WHAT TO WORK ON:
Reproduce the complete listing without any deviation.
╭─ TASK INPUTS
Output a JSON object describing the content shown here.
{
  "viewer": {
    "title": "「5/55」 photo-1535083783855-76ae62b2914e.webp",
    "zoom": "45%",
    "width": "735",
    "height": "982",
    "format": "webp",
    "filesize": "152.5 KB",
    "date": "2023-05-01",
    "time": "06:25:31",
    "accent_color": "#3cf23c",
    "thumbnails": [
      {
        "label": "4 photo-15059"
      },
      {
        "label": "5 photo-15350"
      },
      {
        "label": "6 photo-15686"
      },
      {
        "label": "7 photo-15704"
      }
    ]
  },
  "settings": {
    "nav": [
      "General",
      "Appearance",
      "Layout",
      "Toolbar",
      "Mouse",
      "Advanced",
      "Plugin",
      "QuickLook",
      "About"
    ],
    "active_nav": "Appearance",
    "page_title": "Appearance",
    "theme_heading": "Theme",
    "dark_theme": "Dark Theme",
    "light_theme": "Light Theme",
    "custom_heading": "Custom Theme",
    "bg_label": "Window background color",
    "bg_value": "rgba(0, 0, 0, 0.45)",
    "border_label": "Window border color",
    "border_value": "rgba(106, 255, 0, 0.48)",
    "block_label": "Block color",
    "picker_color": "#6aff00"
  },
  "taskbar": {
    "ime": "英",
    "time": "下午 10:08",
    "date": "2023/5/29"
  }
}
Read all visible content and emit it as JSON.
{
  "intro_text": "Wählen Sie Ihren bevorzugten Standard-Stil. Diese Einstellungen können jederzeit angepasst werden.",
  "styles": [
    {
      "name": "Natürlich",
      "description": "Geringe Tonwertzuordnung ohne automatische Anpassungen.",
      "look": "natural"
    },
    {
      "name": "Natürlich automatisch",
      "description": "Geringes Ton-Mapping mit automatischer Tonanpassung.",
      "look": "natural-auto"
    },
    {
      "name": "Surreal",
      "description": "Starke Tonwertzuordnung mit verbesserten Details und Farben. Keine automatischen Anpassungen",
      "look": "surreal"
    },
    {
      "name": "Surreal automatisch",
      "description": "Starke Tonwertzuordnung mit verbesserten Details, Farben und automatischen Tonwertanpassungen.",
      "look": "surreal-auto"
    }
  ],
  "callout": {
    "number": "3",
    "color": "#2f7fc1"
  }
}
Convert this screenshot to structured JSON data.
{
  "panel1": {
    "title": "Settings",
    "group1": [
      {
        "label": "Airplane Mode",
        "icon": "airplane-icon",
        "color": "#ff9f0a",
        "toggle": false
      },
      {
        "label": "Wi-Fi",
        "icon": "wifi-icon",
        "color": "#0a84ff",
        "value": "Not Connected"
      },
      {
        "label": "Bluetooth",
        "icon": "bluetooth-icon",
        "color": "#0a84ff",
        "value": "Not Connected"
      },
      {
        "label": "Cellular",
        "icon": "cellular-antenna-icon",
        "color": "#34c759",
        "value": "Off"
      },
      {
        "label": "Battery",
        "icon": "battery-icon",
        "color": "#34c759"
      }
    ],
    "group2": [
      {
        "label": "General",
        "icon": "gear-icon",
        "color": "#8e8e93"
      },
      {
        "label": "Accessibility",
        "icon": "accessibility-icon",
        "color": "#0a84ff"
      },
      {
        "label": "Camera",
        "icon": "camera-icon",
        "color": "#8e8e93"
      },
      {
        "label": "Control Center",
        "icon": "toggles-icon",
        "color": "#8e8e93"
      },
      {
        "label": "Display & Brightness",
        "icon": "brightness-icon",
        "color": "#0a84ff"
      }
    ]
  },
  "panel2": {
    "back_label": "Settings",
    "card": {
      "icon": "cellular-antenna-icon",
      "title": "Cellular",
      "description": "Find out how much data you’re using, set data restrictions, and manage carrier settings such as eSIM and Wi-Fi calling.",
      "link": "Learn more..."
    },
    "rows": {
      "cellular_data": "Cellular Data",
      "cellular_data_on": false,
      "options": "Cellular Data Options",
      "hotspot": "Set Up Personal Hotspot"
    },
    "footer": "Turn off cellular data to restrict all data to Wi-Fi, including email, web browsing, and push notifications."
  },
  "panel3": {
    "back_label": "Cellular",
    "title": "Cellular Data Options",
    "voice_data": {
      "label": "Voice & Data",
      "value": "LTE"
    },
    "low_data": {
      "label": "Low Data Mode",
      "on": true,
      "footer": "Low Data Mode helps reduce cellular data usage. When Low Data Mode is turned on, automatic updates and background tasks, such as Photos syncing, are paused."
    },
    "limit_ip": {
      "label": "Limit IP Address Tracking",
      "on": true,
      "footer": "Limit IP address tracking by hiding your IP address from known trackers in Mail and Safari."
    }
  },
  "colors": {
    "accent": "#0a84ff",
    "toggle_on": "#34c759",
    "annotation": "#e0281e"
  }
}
╰─
EXERCISE RESPONSE:
Output a JSON object describing the content shown here.
{
  "viewer": {
    "title": "「5/55」 photo-1535083783855-76ae62b2914e.webp",
    "zoom": "45%",
    "width": "735",
    "height": "982",
    "format": "webp",
    "filesize": "152.5 KB",
    "date": "2023-05-01",
    "time": "06:25:31",
    "accent_color": "#3cf23c",
    "thumbnails": [
      {
        "label": "4 photo-15059"
      },
      {
        "label": "5 photo-15350"
      },
      {
        "label": "6 photo-15686"
      },
      {
        "label": "7 photo-15704"
      }
    ]
  },
  "settings": {
    "nav": [
      "General",
      "Appearance",
      "Layout",
      "Toolbar",
      "Mouse",
      "Advanced",
      "Plugin",
      "QuickLook",
      "About"
    ],
    "active_nav": "Appearance",
    "page_title": "Appearance",
    "theme_heading": "Theme",
    "dark_theme": "Dark Theme",
    "light_theme": "Light Theme",
    "custom_heading": "Custom Theme",
    "bg_label": "Window background color",
    "bg_value": "rgba(0, 0, 0, 0.45)",
    "border_label": "Window border color",
    "border_value": "rgba(106, 255, 0, 0.48)",
    "block_label": "Block color",
    "picker_color": "#6aff00"
  },
  "taskbar": {
    "ime": "英",
    "time": "下午 10:08",
    "date": "2023/5/29"
  }
}
Read all visible content and emit it as JSON.
{
  "intro_text": "Wählen Sie Ihren bevorzugten Standard-Stil. Diese Einstellungen können jederzeit angepasst werden.",
  "styles": [
    {
      "name": "Natürlich",
      "description": "Geringe Tonwertzuordnung ohne automatische Anpassungen.",
      "look": "natural"
    },
    {
      "name": "Natürlich automatisch",
      "description": "Geringes Ton-Mapping mit automatischer Tonanpassung.",
      "look": "natural-auto"
    },
    {
      "name": "Surreal",
      "description": "Starke Tonwertzuordnung mit verbesserten Details und Farben. Keine automatischen Anpassungen",
      "look": "surreal"
    },
    {
      "name": "Surreal automatisch",
      "description": "Starke Tonwertzuordnung mit verbesserten Details, Farben und automatischen Tonwertanpassungen.",
      "look": "surreal-auto"
    }
  ],
  "callout": {
    "number": "3",
    "color": "#2f7fc1"
  }
}
Convert this screenshot to structured JSON data.
{
  "panel1": {
    "title": "Settings",
    "group1": [
      {
        "label": "Airplane Mode",
        "icon": "airplane-icon",
        "color": "#ff9f0a",
        "toggle": false
      },
      {
        "label": "Wi-Fi",
        "icon": "wifi-icon",
        "color": "#0a84ff",
        "value": "Not Connected"
      },
      {
        "label": "Bluetooth",
        "icon": "bluetooth-icon",
        "color": "#0a84ff",
        "value": "Not Connected"
      },
      {
        "label": "Cellular",
        "icon": "cellular-antenna-icon",
        "color": "#34c759",
        "value": "Off"
      },
      {
        "label": "Battery",
        "icon": "battery-icon",
        "color": "#34c759"
      }
    ],
    "group2": [
      {
        "label": "General",
        "icon": "gear-icon",
        "color": "#8e8e93"
      },
      {
        "label": "Accessibility",
        "icon": "accessibility-icon",
        "color": "#0a84ff"
      },
      {
        "label": "Camera",
        "icon": "camera-icon",
        "color": "#8e8e93"
      },
      {
        "label": "Control Center",
        "icon": "toggles-icon",
        "color": "#8e8e93"
      },
      {
        "label": "Display & Brightness",
        "icon": "brightness-icon",
        "color": "#0a84ff"
      }
    ]
  },
  "panel2": {
    "back_label": "Settings",
    "card": {
      "icon": "cellular-antenna-icon",
      "title": "Cellular",
      "description": "Find out how much data you’re using, set data restrictions, and manage carrier settings such as eSIM and Wi-Fi calling.",
      "link": "Learn more..."
    },
    "rows": {
      "cellular_data": "Cellular Data",
      "cellular_data_on": false,
      "options": "Cellular Data Options",
      "hotspot": "Set Up Personal Hotspot"
    },
    "footer": "Turn off cellular data to restrict all data to Wi-Fi, including email, web browsing, and push notifications."
  },
  "panel3": {
    "back_label": "Cellular",
    "title": "Cellular Data Options",
    "voice_data": {
      "label": "Voice & Data",
      "value": "LTE"
    },
    "low_data": {
      "label": "Low Data Mode",
      "on": true,
      "footer": "Low Data Mode helps reduce cellular data usage. When Low Data Mode is turned on, automatic updates and background tasks, such as Photos syncing, are paused."
    },
    "limit_ip": {
      "label": "Limit IP Address Tracking",
      "on": true,
      "footer": "Limit IP address tracking by hiding your IP address from known trackers in Mail and Safari."
    }
  },
  "colors": {
    "accent": "#0a84ff",
    "toggle_on": "#34c759",
    "annotation": "#e0281e"
  }
}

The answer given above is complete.